- [RECORD SET]:
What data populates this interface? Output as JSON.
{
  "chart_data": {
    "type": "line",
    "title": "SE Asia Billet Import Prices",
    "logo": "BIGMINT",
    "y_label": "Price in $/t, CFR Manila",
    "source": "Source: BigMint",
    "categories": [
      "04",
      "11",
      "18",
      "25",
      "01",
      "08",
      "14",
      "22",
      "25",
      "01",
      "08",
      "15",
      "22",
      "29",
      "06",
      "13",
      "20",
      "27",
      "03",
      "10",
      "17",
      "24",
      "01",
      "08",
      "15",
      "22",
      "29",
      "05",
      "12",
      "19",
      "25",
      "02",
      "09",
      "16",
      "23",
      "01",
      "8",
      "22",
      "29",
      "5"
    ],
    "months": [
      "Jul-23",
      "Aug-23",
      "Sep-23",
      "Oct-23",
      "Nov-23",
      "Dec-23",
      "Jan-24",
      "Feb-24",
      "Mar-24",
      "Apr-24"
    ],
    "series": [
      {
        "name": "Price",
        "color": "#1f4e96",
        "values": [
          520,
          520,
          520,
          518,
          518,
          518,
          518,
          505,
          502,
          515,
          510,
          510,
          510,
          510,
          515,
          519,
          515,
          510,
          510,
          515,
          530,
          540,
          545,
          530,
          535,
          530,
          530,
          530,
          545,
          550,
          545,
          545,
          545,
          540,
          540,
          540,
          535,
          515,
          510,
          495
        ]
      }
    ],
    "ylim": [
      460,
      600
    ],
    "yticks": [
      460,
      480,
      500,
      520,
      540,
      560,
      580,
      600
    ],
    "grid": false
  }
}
...
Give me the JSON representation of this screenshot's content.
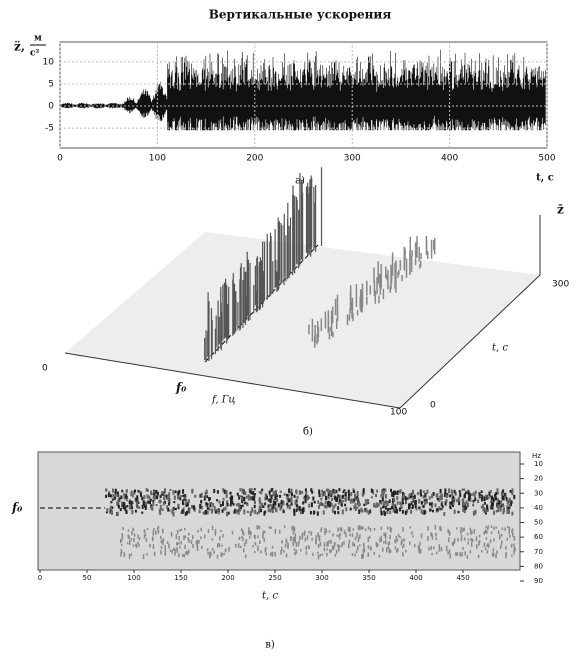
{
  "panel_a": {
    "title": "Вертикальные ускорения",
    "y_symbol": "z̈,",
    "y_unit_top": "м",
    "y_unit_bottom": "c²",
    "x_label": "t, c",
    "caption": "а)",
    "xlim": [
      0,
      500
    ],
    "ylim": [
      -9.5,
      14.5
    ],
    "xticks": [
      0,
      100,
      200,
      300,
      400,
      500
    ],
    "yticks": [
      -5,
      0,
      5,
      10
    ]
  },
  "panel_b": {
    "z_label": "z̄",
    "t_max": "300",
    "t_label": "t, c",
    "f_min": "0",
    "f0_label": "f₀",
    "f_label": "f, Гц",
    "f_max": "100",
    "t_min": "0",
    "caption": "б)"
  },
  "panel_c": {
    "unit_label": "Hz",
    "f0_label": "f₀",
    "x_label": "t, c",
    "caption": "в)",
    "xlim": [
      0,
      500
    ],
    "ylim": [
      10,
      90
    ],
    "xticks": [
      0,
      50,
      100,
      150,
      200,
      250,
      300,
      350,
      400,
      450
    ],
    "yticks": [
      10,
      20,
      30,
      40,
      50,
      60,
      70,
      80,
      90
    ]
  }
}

- [TASK BRIEF]:
Check each line of the records above for the string "title", and report every line that has it.

- [RESPONSE TO THIS TASK]:
    "title": "SE Asia Billet Import Prices",
    "title": "Вертикальные ускорения",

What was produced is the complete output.